Stored data
= = = = = = =
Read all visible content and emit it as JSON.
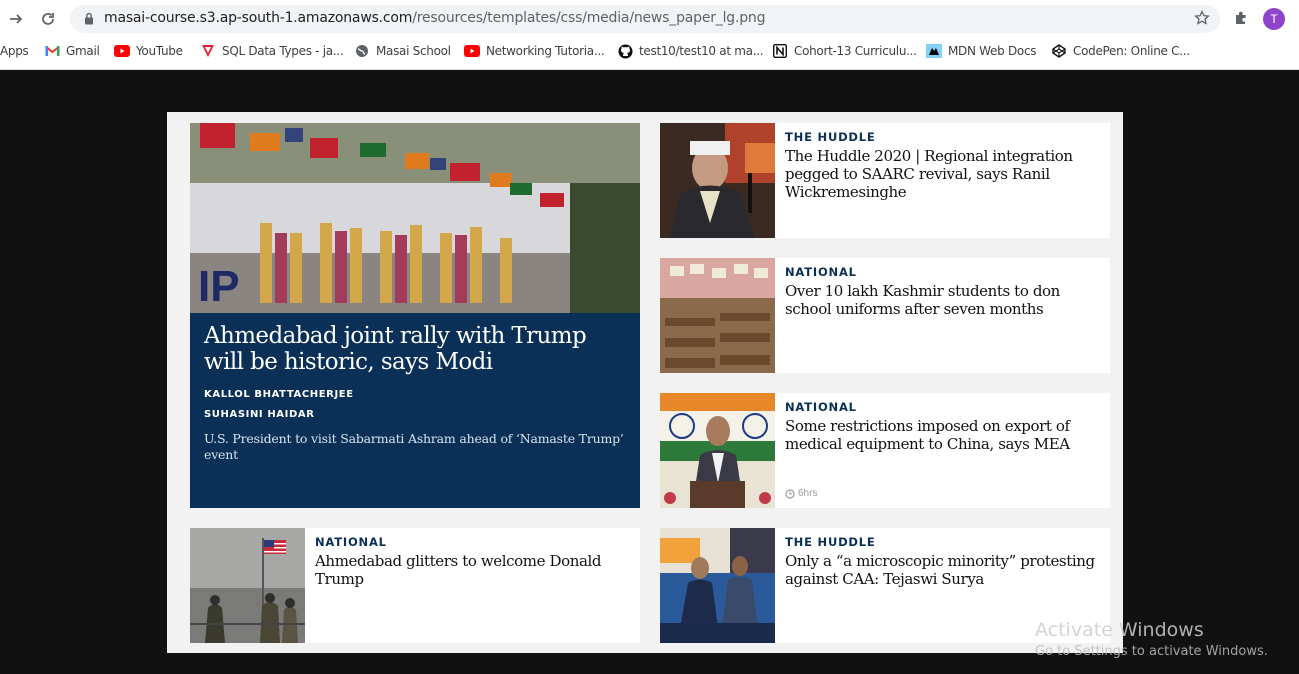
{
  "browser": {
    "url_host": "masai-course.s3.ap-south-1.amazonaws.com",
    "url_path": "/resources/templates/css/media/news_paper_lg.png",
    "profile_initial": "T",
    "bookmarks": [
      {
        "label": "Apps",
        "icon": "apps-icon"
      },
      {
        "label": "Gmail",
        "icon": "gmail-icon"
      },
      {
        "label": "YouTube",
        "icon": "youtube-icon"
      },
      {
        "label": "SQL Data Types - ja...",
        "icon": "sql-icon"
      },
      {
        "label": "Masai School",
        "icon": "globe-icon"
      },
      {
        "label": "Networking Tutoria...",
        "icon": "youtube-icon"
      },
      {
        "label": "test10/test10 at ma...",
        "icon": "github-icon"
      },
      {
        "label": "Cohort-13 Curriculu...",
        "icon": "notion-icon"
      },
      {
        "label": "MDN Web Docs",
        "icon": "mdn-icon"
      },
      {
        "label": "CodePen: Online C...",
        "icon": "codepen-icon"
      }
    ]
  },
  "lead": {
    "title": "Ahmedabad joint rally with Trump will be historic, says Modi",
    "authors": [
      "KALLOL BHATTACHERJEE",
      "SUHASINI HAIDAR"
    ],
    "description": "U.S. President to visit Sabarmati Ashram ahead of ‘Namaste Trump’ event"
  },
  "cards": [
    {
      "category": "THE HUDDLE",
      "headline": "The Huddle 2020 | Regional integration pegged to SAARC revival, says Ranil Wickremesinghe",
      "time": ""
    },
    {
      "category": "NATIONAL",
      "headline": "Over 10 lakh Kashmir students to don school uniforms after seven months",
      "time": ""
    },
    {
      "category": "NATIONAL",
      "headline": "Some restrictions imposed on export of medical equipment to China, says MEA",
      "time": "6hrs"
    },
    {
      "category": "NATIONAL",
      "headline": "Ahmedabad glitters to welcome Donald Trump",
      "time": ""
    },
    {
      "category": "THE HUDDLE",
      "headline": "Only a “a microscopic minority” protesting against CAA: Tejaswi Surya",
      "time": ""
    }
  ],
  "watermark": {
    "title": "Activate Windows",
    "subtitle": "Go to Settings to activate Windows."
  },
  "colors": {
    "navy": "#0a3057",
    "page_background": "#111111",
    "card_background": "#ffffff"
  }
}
= = = = = = =
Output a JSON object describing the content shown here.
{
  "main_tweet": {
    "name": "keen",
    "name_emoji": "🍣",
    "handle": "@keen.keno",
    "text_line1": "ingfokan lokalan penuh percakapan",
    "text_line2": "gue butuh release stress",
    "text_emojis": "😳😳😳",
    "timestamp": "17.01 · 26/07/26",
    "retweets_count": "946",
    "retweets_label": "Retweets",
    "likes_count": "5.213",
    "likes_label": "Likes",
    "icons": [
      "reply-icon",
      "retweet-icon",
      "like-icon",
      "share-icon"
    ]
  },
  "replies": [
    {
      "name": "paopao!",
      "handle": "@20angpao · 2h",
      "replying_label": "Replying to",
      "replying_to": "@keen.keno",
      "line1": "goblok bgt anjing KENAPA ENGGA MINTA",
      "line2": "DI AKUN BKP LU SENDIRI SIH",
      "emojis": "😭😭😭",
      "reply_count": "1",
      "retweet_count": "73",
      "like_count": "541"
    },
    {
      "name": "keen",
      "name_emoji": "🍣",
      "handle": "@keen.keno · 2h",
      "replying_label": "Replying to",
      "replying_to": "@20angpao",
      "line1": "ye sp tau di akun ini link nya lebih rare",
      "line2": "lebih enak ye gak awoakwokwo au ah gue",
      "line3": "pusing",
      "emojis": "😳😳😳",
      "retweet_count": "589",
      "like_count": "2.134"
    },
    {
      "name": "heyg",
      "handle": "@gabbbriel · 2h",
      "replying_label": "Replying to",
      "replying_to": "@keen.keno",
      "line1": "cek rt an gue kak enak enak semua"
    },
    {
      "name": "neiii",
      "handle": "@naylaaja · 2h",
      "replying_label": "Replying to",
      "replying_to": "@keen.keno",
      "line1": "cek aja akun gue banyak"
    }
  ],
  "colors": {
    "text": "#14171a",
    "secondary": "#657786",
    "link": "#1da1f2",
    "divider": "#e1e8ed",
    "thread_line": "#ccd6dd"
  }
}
= = = = = = =
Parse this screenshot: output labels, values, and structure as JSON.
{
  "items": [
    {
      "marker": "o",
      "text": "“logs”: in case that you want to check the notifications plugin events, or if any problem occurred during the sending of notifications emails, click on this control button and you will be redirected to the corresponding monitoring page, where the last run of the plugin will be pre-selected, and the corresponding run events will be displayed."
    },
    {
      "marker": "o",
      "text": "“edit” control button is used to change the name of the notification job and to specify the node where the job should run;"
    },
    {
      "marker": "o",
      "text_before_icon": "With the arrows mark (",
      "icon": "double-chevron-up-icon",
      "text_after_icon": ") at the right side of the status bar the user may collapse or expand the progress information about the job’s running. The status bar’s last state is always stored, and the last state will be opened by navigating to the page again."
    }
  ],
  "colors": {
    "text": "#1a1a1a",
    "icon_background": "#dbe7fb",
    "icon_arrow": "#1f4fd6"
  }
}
= = = = = = =
- [SHORT EXERCISE]: Extract each line holding the string "lebih".

- [SOLUTION FOR THIS EXERCISE]:
      "line1": "ye sp tau di akun ini link nya lebih rare",
      "line2": "lebih enak ye gak awoakwokwo au ah gue",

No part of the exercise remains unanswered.